(A run of records)

____________________

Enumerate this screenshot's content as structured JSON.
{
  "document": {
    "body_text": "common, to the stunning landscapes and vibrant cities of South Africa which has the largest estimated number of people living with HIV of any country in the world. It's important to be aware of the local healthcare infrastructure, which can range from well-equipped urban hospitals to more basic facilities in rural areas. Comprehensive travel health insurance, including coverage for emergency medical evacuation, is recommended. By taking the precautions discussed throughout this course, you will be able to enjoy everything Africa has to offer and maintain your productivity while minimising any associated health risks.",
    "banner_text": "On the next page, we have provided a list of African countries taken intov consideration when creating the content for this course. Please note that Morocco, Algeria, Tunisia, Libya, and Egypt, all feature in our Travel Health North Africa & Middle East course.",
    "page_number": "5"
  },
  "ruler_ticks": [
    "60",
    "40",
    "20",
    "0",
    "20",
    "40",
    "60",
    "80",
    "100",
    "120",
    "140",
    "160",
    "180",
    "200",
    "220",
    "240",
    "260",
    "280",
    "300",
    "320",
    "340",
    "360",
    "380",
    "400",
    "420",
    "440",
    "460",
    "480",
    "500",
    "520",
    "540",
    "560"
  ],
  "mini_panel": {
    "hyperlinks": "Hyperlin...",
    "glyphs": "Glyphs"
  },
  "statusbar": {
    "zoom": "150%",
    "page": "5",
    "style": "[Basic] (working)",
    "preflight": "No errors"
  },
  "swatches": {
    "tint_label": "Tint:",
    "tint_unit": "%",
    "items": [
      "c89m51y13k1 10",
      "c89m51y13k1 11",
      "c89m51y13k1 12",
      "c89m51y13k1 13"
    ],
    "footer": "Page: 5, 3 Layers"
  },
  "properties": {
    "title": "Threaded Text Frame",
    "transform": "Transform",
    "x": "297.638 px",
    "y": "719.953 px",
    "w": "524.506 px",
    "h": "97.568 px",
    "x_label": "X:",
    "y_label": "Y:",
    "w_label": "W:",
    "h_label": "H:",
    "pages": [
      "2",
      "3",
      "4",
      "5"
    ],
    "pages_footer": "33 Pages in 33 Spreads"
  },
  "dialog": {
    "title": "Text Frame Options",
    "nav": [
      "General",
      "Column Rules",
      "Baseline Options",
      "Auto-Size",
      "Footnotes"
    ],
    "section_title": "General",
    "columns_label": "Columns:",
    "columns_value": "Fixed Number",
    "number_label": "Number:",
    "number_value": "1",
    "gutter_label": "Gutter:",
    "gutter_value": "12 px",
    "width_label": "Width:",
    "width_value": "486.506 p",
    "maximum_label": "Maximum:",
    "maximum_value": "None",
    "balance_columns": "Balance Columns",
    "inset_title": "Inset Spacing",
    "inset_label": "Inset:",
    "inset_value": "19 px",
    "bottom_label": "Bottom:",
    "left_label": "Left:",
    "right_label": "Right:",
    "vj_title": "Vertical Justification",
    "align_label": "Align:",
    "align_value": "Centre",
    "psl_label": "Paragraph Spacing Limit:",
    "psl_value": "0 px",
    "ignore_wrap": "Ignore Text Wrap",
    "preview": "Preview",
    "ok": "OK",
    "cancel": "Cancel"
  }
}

____________________

State the count of lines in the data holding the word "Spacing", adding nothing to it.

2